• Written exercise:
An exact copy of every record is needed.

begin Supplied data

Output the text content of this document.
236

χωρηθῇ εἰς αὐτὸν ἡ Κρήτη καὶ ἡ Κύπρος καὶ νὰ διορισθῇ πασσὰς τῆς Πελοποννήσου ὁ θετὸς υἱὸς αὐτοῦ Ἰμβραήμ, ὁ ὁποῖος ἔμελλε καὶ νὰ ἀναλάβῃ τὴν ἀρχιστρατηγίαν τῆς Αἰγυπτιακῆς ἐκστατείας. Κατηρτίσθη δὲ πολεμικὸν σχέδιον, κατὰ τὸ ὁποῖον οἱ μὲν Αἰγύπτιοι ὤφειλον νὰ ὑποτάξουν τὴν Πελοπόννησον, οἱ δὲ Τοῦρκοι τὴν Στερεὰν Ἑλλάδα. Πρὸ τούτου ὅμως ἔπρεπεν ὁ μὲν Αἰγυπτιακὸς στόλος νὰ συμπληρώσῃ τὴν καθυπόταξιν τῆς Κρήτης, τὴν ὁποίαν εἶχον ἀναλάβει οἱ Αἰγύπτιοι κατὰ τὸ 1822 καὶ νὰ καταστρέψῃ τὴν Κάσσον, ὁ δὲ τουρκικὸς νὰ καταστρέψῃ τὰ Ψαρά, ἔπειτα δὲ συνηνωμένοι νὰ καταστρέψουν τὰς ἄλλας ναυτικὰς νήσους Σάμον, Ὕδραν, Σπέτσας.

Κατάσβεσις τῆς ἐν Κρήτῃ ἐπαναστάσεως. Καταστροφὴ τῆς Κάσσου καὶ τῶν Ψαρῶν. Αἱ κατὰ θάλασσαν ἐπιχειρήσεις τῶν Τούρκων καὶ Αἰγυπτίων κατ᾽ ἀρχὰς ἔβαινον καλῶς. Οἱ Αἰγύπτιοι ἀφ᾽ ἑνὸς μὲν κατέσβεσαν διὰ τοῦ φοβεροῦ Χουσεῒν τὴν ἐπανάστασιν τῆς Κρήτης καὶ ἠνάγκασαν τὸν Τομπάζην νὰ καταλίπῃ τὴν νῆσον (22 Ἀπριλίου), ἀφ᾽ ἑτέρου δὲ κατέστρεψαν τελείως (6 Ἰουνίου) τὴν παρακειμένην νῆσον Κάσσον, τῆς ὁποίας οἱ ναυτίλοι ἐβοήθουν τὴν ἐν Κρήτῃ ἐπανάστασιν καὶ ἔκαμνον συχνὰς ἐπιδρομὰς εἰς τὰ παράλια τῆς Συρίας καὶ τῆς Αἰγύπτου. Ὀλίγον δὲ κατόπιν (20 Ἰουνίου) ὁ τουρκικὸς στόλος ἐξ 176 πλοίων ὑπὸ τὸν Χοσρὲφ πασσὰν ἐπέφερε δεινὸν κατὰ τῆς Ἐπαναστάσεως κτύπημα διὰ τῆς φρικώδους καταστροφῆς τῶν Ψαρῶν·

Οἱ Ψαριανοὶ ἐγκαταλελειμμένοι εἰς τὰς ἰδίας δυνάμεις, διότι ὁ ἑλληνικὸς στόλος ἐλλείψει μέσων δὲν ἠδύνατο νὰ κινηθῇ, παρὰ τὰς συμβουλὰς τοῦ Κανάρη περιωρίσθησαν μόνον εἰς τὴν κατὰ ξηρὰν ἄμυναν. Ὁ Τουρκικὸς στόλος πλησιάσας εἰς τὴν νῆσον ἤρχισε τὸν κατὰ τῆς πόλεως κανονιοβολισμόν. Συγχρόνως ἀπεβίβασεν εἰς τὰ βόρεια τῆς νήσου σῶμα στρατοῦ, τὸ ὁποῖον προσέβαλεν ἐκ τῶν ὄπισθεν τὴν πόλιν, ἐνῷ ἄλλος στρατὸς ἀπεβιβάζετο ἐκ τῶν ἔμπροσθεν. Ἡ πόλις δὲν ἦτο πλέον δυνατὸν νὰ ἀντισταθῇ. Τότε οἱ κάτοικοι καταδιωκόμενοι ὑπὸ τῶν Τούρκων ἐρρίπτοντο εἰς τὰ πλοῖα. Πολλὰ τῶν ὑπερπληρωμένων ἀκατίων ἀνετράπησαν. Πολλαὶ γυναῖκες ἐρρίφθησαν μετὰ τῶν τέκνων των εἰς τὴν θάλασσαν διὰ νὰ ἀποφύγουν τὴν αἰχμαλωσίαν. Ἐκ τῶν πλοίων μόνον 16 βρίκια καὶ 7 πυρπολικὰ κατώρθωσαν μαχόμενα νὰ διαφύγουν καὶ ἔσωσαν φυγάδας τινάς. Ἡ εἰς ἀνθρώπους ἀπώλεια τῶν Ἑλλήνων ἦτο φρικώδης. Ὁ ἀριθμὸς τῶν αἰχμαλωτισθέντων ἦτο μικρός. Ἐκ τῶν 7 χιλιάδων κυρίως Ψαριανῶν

end Supplied data

• Output of the task:
Output the text content of this document.
236

χωρηθῇ εἰς αὐτὸν ἡ Κρήτη καὶ ἡ Κύπρος καὶ νὰ διορισθῇ πασσὰς τῆς Πελοποννήσου ὁ θετὸς υἱὸς αὐτοῦ Ἰμβραήμ, ὁ ὁποῖος ἔμελλε καὶ νὰ ἀναλάβῃ τὴν ἀρχιστρατηγίαν τῆς Αἰγυπτιακῆς ἐκστατείας. Κατηρτίσθη δὲ πολεμικὸν σχέδιον, κατὰ τὸ ὁποῖον οἱ μὲν Αἰγύπτιοι ὤφειλον νὰ ὑποτάξουν τὴν Πελοπόννησον, οἱ δὲ Τοῦρκοι τὴν Στερεὰν Ἑλλάδα. Πρὸ τούτου ὅμως ἔπρεπεν ὁ μὲν Αἰγυπτιακὸς στόλος νὰ συμπληρώσῃ τὴν καθυπόταξιν τῆς Κρήτης, τὴν ὁποίαν εἶχον ἀναλάβει οἱ Αἰγύπτιοι κατὰ τὸ 1822 καὶ νὰ καταστρέψῃ τὴν Κάσσον, ὁ δὲ τουρκικὸς νὰ καταστρέψῃ τὰ Ψαρά, ἔπειτα δὲ συνηνωμένοι νὰ καταστρέψουν τὰς ἄλλας ναυτικὰς νήσους Σάμον, Ὕδραν, Σπέτσας.

Κατάσβεσις τῆς ἐν Κρήτῃ ἐπαναστάσεως. Καταστροφὴ τῆς Κάσσου καὶ τῶν Ψαρῶν. Αἱ κατὰ θάλασσαν ἐπιχειρήσεις τῶν Τούρκων καὶ Αἰγυπτίων κατ᾽ ἀρχὰς ἔβαινον καλῶς. Οἱ Αἰγύπτιοι ἀφ᾽ ἑνὸς μὲν κατέσβεσαν διὰ τοῦ φοβεροῦ Χουσεῒν τὴν ἐπανάστασιν τῆς Κρήτης καὶ ἠνάγκασαν τὸν Τομπάζην νὰ καταλίπῃ τὴν νῆσον (22 Ἀπριλίου), ἀφ᾽ ἑτέρου δὲ κατέστρεψαν τελείως (6 Ἰουνίου) τὴν παρακειμένην νῆσον Κάσσον, τῆς ὁποίας οἱ ναυτίλοι ἐβοήθουν τὴν ἐν Κρήτῃ ἐπανάστασιν καὶ ἔκαμνον συχνὰς ἐπιδρομὰς εἰς τὰ παράλια τῆς Συρίας καὶ τῆς Αἰγύπτου. Ὀλίγον δὲ κατόπιν (20 Ἰουνίου) ὁ τουρκικὸς στόλος ἐξ 176 πλοίων ὑπὸ τὸν Χοσρὲφ πασσὰν ἐπέφερε δεινὸν κατὰ τῆς Ἐπαναστάσεως κτύπημα διὰ τῆς φρικώδους καταστροφῆς τῶν Ψαρῶν·

Οἱ Ψαριανοὶ ἐγκαταλελειμμένοι εἰς τὰς ἰδίας δυνάμεις, διότι ὁ ἑλληνικὸς στόλος ἐλλείψει μέσων δὲν ἠδύνατο νὰ κινηθῇ, παρὰ τὰς συμβουλὰς τοῦ Κανάρη περιωρίσθησαν μόνον εἰς τὴν κατὰ ξηρὰν ἄμυναν. Ὁ Τουρκικὸς στόλος πλησιάσας εἰς τὴν νῆσον ἤρχισε τὸν κατὰ τῆς πόλεως κανονιοβολισμόν. Συγχρόνως ἀπεβίβασεν εἰς τὰ βόρεια τῆς νήσου σῶμα στρατοῦ, τὸ ὁποῖον προσέβαλεν ἐκ τῶν ὄπισθεν τὴν πόλιν, ἐνῷ ἄλλος στρατὸς ἀπεβιβάζετο ἐκ τῶν ἔμπροσθεν. Ἡ πόλις δὲν ἦτο πλέον δυνατὸν νὰ ἀντισταθῇ. Τότε οἱ κάτοικοι καταδιωκόμενοι ὑπὸ τῶν Τούρκων ἐρρίπτοντο εἰς τὰ πλοῖα. Πολλὰ τῶν ὑπερπληρωμένων ἀκατίων ἀνετράπησαν. Πολλαὶ γυναῖκες ἐρρίφθησαν μετὰ τῶν τέκνων των εἰς τὴν θάλασσαν διὰ νὰ ἀποφύγουν τὴν αἰχμαλωσίαν. Ἐκ τῶν πλοίων μόνον 16 βρίκια καὶ 7 πυρπολικὰ κατώρθωσαν μαχόμενα νὰ διαφύγουν καὶ ἔσωσαν φυγάδας τινάς. Ἡ εἰς ἀνθρώπους ἀπώλεια τῶν Ἑλλήνων ἦτο φρικώδης. Ὁ ἀριθμὸς τῶν αἰχμαλωτισθέντων ἦτο μικρός. Ἐκ τῶν 7 χιλιάδων κυρίως Ψαριανῶν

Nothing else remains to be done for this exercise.